- What the exercise asks
Locate the string "into" in the records below. Copy every line where it occurs.

(Recorded data)
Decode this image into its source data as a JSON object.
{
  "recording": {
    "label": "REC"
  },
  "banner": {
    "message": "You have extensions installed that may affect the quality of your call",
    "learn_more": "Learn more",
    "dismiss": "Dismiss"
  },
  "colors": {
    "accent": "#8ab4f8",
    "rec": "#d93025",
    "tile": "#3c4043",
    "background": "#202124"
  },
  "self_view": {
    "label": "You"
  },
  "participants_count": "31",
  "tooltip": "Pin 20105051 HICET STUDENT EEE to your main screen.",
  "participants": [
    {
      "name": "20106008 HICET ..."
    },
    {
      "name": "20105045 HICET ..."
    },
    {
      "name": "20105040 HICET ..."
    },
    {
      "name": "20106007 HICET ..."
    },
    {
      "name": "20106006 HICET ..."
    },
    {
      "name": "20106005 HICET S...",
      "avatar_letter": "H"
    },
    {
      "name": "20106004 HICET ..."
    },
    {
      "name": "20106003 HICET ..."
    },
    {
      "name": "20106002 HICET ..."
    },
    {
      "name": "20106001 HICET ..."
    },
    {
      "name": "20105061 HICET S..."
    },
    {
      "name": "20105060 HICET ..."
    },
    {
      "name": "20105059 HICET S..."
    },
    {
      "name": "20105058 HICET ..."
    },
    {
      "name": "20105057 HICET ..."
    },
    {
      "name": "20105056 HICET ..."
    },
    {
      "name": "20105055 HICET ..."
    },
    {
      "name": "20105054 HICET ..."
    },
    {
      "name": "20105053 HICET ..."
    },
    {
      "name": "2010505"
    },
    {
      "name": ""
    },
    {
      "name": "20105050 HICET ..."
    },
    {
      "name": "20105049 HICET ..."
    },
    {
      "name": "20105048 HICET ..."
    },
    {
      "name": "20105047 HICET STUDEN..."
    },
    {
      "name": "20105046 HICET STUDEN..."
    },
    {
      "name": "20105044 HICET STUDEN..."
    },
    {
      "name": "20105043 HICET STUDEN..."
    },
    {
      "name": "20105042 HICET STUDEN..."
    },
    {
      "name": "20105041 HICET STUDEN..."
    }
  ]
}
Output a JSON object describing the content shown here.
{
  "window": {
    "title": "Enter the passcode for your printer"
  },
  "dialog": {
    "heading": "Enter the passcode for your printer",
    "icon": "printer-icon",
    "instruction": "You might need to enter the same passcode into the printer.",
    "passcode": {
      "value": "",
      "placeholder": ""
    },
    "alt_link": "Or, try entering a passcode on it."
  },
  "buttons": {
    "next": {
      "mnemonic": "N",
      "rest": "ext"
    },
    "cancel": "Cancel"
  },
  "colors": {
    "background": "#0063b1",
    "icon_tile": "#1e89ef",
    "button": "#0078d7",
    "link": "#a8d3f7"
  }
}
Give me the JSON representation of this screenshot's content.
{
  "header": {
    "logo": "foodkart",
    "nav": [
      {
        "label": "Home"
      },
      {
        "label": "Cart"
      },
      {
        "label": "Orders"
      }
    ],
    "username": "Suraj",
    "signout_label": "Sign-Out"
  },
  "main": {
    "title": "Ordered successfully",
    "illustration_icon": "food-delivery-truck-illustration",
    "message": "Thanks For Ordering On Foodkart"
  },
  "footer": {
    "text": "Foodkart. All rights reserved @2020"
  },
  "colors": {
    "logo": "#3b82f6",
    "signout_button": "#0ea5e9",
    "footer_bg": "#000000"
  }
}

- Written answer
Decode this image into its source data as a JSON object.
    "instruction": "You might need to enter the same passcode into the printer.",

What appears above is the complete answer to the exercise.